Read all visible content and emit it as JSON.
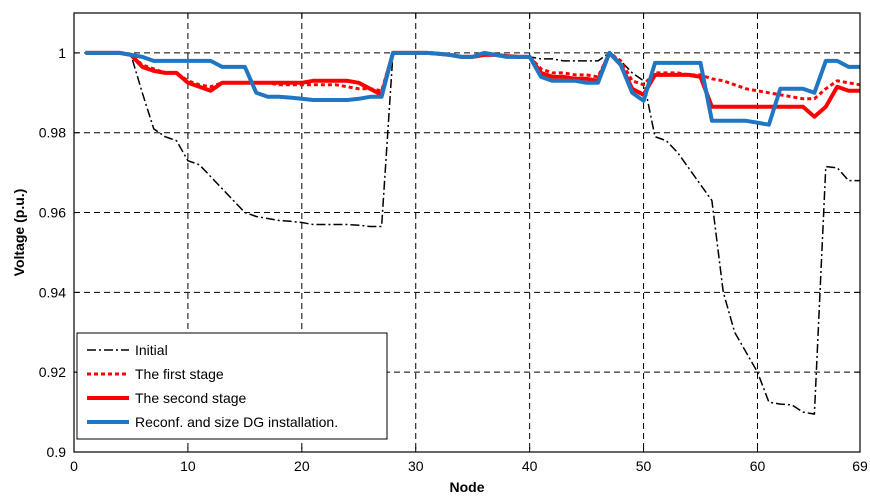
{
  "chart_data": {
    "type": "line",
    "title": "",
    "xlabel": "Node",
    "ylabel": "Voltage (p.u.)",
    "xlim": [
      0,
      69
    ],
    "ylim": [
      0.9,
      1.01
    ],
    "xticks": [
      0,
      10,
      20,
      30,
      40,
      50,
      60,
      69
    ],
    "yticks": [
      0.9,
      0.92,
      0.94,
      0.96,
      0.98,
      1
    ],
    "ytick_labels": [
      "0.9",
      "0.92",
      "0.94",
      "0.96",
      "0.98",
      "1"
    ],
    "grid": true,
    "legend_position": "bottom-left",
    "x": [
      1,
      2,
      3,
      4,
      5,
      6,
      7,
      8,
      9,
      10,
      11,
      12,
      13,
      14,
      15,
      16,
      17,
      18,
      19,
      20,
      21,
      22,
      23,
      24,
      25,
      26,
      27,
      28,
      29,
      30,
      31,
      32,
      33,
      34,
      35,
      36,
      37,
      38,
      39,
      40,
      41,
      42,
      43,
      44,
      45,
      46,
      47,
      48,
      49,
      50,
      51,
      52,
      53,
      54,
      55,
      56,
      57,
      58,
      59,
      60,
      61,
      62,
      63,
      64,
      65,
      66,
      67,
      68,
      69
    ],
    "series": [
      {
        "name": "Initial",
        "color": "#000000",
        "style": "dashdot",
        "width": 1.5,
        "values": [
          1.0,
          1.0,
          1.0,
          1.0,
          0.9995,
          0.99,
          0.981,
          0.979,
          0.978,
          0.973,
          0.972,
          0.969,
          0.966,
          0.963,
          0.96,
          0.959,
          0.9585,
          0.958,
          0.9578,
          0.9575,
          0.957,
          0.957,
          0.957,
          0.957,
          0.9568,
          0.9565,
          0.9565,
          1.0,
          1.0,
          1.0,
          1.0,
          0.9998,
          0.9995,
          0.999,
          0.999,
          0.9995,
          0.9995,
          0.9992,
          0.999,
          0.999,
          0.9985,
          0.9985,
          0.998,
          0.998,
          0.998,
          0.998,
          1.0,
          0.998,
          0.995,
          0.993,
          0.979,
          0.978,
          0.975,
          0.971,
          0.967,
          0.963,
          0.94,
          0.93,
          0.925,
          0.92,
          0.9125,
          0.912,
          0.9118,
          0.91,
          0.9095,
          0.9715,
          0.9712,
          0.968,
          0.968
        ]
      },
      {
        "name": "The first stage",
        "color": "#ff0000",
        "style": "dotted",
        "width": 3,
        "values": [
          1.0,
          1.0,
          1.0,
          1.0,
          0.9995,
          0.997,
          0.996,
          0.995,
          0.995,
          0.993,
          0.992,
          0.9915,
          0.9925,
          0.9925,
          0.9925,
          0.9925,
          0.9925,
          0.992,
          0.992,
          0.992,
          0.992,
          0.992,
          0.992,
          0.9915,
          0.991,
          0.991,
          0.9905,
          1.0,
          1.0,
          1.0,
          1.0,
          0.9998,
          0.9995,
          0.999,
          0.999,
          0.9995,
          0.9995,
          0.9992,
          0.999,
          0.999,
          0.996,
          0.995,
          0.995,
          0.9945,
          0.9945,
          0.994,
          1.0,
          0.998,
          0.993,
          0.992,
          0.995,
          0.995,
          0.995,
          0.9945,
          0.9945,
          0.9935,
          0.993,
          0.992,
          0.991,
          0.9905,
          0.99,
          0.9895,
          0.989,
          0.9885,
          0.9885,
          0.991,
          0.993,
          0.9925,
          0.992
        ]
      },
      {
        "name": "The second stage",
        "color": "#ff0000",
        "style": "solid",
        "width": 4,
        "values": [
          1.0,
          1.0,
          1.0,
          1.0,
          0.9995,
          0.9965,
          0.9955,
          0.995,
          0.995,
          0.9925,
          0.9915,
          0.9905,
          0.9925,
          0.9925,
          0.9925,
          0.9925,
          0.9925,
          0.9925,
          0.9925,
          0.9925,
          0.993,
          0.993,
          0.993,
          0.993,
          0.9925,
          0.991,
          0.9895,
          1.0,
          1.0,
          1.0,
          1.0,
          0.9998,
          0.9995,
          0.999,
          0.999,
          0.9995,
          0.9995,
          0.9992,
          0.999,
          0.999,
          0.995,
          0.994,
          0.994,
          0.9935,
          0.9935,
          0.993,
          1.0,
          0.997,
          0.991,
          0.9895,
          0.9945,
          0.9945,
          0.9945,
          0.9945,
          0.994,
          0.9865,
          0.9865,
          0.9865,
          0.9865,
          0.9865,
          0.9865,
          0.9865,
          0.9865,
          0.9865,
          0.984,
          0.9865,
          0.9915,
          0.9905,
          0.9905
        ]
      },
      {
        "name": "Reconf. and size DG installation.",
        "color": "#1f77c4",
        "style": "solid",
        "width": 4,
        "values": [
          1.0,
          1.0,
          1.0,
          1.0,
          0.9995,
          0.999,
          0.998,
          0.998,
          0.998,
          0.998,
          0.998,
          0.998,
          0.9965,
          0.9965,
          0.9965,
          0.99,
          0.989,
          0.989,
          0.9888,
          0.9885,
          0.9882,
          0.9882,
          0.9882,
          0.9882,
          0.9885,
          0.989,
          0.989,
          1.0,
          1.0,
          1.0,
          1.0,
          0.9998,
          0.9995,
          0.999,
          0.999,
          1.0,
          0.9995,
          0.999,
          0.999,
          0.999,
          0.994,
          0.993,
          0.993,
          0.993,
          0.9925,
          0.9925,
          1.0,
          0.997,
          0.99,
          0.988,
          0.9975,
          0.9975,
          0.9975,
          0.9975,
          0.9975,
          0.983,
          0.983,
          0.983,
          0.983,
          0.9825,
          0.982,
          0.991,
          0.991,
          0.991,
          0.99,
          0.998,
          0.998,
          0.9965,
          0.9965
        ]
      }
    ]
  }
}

Exercise task >> Without including any pictures, print each record exactly.

Output for this task >>
Read all visible content and emit it as JSON.
{
  "chart_data": {
    "type": "line",
    "title": "",
    "xlabel": "Node",
    "ylabel": "Voltage (p.u.)",
    "xlim": [
      0,
      69
    ],
    "ylim": [
      0.9,
      1.01
    ],
    "xticks": [
      0,
      10,
      20,
      30,
      40,
      50,
      60,
      69
    ],
    "yticks": [
      0.9,
      0.92,
      0.94,
      0.96,
      0.98,
      1
    ],
    "ytick_labels": [
      "0.9",
      "0.92",
      "0.94",
      "0.96",
      "0.98",
      "1"
    ],
    "grid": true,
    "legend_position": "bottom-left",
    "x": [
      1,
      2,
      3,
      4,
      5,
      6,
      7,
      8,
      9,
      10,
      11,
      12,
      13,
      14,
      15,
      16,
      17,
      18,
      19,
      20,
      21,
      22,
      23,
      24,
      25,
      26,
      27,
      28,
      29,
      30,
      31,
      32,
      33,
      34,
      35,
      36,
      37,
      38,
      39,
      40,
      41,
      42,
      43,
      44,
      45,
      46,
      47,
      48,
      49,
      50,
      51,
      52,
      53,
      54,
      55,
      56,
      57,
      58,
      59,
      60,
      61,
      62,
      63,
      64,
      65,
      66,
      67,
      68,
      69
    ],
    "series": [
      {
        "name": "Initial",
        "color": "#000000",
        "style": "dashdot",
        "width": 1.5,
        "values": [
          1.0,
          1.0,
          1.0,
          1.0,
          0.9995,
          0.99,
          0.981,
          0.979,
          0.978,
          0.973,
          0.972,
          0.969,
          0.966,
          0.963,
          0.96,
          0.959,
          0.9585,
          0.958,
          0.9578,
          0.9575,
          0.957,
          0.957,
          0.957,
          0.957,
          0.9568,
          0.9565,
          0.9565,
          1.0,
          1.0,
          1.0,
          1.0,
          0.9998,
          0.9995,
          0.999,
          0.999,
          0.9995,
          0.9995,
          0.9992,
          0.999,
          0.999,
          0.9985,
          0.9985,
          0.998,
          0.998,
          0.998,
          0.998,
          1.0,
          0.998,
          0.995,
          0.993,
          0.979,
          0.978,
          0.975,
          0.971,
          0.967,
          0.963,
          0.94,
          0.93,
          0.925,
          0.92,
          0.9125,
          0.912,
          0.9118,
          0.91,
          0.9095,
          0.9715,
          0.9712,
          0.968,
          0.968
        ]
      },
      {
        "name": "The first stage",
        "color": "#ff0000",
        "style": "dotted",
        "width": 3,
        "values": [
          1.0,
          1.0,
          1.0,
          1.0,
          0.9995,
          0.997,
          0.996,
          0.995,
          0.995,
          0.993,
          0.992,
          0.9915,
          0.9925,
          0.9925,
          0.9925,
          0.9925,
          0.9925,
          0.992,
          0.992,
          0.992,
          0.992,
          0.992,
          0.992,
          0.9915,
          0.991,
          0.991,
          0.9905,
          1.0,
          1.0,
          1.0,
          1.0,
          0.9998,
          0.9995,
          0.999,
          0.999,
          0.9995,
          0.9995,
          0.9992,
          0.999,
          0.999,
          0.996,
          0.995,
          0.995,
          0.9945,
          0.9945,
          0.994,
          1.0,
          0.998,
          0.993,
          0.992,
          0.995,
          0.995,
          0.995,
          0.9945,
          0.9945,
          0.9935,
          0.993,
          0.992,
          0.991,
          0.9905,
          0.99,
          0.9895,
          0.989,
          0.9885,
          0.9885,
          0.991,
          0.993,
          0.9925,
          0.992
        ]
      },
      {
        "name": "The second stage",
        "color": "#ff0000",
        "style": "solid",
        "width": 4,
        "values": [
          1.0,
          1.0,
          1.0,
          1.0,
          0.9995,
          0.9965,
          0.9955,
          0.995,
          0.995,
          0.9925,
          0.9915,
          0.9905,
          0.9925,
          0.9925,
          0.9925,
          0.9925,
          0.9925,
          0.9925,
          0.9925,
          0.9925,
          0.993,
          0.993,
          0.993,
          0.993,
          0.9925,
          0.991,
          0.9895,
          1.0,
          1.0,
          1.0,
          1.0,
          0.9998,
          0.9995,
          0.999,
          0.999,
          0.9995,
          0.9995,
          0.9992,
          0.999,
          0.999,
          0.995,
          0.994,
          0.994,
          0.9935,
          0.9935,
          0.993,
          1.0,
          0.997,
          0.991,
          0.9895,
          0.9945,
          0.9945,
          0.9945,
          0.9945,
          0.994,
          0.9865,
          0.9865,
          0.9865,
          0.9865,
          0.9865,
          0.9865,
          0.9865,
          0.9865,
          0.9865,
          0.984,
          0.9865,
          0.9915,
          0.9905,
          0.9905
        ]
      },
      {
        "name": "Reconf. and size DG installation.",
        "color": "#1f77c4",
        "style": "solid",
        "width": 4,
        "values": [
          1.0,
          1.0,
          1.0,
          1.0,
          0.9995,
          0.999,
          0.998,
          0.998,
          0.998,
          0.998,
          0.998,
          0.998,
          0.9965,
          0.9965,
          0.9965,
          0.99,
          0.989,
          0.989,
          0.9888,
          0.9885,
          0.9882,
          0.9882,
          0.9882,
          0.9882,
          0.9885,
          0.989,
          0.989,
          1.0,
          1.0,
          1.0,
          1.0,
          0.9998,
          0.9995,
          0.999,
          0.999,
          1.0,
          0.9995,
          0.999,
          0.999,
          0.999,
          0.994,
          0.993,
          0.993,
          0.993,
          0.9925,
          0.9925,
          1.0,
          0.997,
          0.99,
          0.988,
          0.9975,
          0.9975,
          0.9975,
          0.9975,
          0.9975,
          0.983,
          0.983,
          0.983,
          0.983,
          0.9825,
          0.982,
          0.991,
          0.991,
          0.991,
          0.99,
          0.998,
          0.998,
          0.9965,
          0.9965
        ]
      }
    ]
  }
}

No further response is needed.